Gather all lines from the material that contain the word "What".

(Records from a data collection)
= = =

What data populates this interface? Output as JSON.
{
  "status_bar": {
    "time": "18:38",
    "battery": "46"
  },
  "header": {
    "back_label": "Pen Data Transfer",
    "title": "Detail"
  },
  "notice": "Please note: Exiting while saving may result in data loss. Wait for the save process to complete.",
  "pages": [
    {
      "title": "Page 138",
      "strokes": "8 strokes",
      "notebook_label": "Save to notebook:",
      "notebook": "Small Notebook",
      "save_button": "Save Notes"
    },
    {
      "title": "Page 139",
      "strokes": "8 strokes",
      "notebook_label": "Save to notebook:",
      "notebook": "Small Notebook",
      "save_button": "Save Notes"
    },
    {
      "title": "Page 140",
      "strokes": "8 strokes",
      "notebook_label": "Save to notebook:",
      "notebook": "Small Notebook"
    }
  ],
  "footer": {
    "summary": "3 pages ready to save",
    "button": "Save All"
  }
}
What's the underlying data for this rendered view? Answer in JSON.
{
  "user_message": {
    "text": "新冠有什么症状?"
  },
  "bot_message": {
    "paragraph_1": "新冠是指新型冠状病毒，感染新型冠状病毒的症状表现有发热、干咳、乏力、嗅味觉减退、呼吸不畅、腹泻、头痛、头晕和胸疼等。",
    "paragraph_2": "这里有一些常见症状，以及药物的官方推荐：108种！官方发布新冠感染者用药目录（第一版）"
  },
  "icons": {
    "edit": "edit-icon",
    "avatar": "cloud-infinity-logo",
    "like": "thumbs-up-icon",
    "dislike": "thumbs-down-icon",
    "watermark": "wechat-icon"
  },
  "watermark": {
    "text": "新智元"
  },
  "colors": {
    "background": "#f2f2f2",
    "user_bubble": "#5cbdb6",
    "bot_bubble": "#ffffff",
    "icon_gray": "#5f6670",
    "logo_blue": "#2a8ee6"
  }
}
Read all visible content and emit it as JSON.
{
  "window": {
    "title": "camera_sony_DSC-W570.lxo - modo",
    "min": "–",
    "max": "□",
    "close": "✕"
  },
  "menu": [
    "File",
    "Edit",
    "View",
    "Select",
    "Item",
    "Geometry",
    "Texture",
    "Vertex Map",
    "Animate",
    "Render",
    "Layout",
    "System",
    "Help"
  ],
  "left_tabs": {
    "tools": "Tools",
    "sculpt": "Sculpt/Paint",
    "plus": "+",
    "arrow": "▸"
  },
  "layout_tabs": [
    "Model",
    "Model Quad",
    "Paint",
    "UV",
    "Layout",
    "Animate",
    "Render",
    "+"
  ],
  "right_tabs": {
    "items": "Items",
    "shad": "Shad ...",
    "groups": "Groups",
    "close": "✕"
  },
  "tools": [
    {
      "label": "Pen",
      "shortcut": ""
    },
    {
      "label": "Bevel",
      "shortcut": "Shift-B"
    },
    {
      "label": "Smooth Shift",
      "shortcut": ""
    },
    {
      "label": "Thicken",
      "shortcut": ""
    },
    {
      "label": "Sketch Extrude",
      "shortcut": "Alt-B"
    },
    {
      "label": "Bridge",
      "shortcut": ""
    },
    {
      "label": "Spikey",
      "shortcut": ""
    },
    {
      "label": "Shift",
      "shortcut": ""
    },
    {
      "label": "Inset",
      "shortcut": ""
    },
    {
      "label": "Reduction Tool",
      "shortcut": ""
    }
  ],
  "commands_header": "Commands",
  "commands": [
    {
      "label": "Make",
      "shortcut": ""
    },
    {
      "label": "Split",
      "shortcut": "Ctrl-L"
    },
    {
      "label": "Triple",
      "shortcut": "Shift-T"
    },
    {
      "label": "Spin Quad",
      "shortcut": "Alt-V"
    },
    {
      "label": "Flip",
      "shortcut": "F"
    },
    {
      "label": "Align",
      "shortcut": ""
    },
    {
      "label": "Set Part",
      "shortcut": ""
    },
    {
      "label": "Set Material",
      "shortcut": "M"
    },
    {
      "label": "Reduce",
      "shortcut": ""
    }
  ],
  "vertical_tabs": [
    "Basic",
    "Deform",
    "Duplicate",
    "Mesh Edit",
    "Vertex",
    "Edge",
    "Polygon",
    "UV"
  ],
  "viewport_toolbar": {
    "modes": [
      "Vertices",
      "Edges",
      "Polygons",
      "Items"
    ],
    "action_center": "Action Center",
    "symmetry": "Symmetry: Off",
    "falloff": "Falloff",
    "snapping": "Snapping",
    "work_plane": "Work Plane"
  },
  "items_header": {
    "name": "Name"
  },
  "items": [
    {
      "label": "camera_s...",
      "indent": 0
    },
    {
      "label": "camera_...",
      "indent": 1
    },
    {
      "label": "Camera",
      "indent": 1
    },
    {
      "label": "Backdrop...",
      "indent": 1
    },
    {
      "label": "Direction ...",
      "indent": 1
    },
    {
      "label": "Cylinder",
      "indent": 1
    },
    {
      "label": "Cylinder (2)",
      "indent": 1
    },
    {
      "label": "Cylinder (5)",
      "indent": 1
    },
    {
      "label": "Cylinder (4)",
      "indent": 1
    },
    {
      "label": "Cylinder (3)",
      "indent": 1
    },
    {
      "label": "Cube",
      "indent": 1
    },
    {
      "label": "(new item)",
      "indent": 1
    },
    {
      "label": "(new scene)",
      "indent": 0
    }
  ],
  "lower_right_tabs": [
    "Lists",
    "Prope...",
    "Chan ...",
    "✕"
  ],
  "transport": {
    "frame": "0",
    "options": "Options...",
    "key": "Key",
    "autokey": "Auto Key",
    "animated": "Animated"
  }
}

= = =

Expected answer —
What data populates this interface? Output as JSON.
What's the underlying data for this rendered view? Answer in JSON.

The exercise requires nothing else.